• [Task prompt]: Copy out lines with the word "быть" from the material that follows.

================

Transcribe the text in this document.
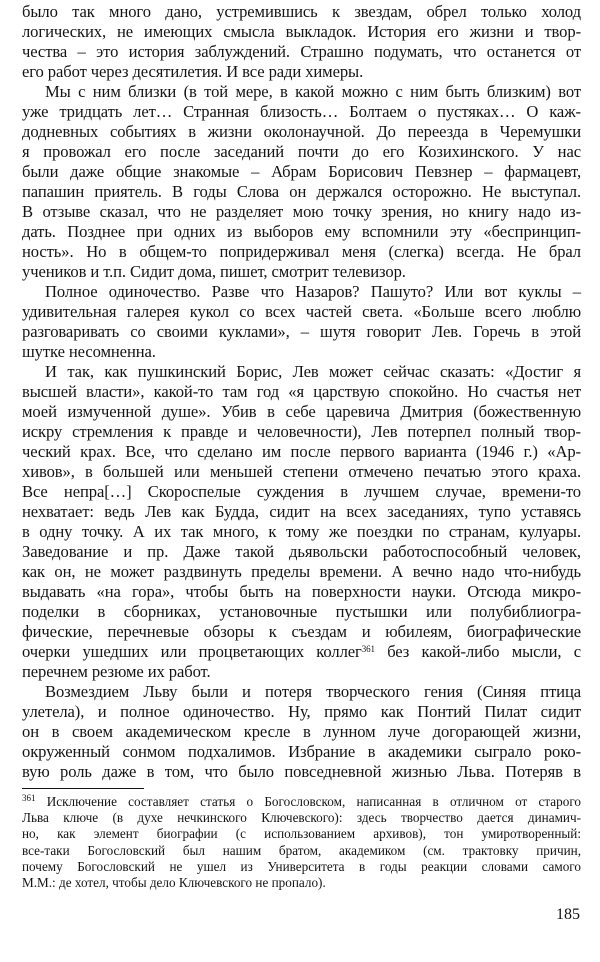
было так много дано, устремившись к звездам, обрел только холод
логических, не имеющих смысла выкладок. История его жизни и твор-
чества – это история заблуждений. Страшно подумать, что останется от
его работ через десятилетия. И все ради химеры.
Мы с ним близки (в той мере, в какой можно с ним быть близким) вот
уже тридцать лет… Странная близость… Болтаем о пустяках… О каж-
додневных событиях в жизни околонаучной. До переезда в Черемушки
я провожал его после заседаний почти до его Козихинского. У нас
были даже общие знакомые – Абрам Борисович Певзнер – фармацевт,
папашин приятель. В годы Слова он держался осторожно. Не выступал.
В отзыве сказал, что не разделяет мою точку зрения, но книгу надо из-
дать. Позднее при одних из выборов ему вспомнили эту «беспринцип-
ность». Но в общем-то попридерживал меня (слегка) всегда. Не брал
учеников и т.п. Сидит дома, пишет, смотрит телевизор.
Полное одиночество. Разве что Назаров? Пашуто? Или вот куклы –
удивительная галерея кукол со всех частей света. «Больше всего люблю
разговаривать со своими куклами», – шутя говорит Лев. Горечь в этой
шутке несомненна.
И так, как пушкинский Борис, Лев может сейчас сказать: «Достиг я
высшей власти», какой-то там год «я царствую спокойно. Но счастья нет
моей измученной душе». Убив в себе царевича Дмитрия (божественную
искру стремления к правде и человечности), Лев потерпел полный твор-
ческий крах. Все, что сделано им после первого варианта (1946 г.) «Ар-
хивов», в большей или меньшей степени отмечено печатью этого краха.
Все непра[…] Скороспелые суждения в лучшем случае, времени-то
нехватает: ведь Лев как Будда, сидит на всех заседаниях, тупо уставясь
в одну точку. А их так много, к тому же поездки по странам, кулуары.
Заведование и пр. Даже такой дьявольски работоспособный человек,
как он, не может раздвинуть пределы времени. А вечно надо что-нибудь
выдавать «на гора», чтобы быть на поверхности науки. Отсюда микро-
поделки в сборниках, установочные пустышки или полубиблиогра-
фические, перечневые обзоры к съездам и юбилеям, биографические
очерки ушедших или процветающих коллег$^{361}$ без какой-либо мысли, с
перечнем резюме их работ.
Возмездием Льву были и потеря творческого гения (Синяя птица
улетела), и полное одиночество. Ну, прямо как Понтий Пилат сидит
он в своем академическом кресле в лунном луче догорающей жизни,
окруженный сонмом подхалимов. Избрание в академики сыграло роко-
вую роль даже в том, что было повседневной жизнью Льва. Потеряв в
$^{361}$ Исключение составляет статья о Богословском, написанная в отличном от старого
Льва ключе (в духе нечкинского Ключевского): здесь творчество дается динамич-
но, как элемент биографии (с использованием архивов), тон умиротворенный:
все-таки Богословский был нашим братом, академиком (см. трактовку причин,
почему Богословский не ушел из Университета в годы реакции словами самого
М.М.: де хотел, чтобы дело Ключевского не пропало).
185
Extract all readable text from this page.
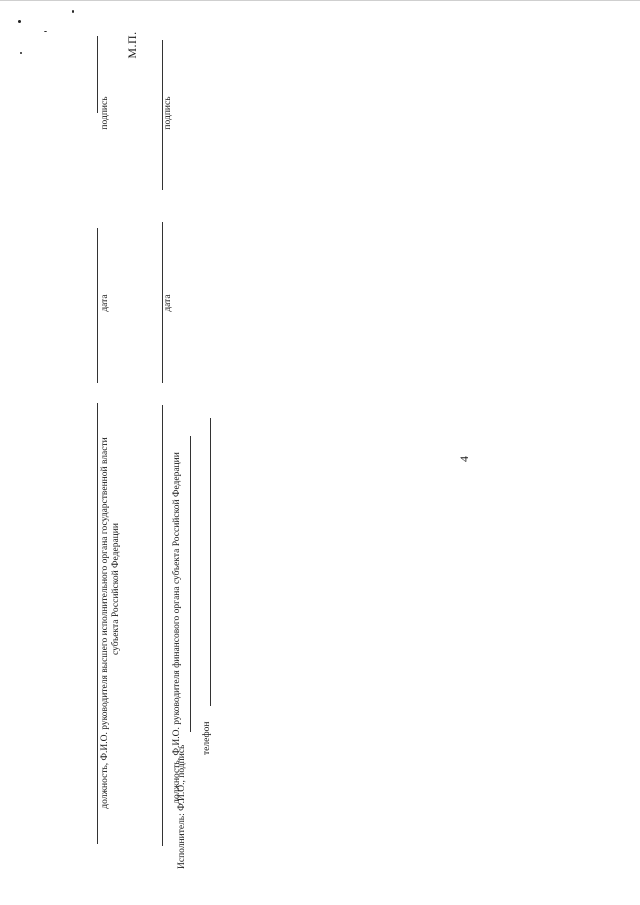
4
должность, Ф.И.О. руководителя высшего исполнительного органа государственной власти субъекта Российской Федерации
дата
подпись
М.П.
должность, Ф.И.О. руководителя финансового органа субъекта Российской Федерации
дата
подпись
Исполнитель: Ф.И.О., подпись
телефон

================

• [Output]:
Мы с ним близки (в той мере, в какой можно с ним быть близким) вот
выдавать «на гора», чтобы быть на поверхности науки. Отсюда микро-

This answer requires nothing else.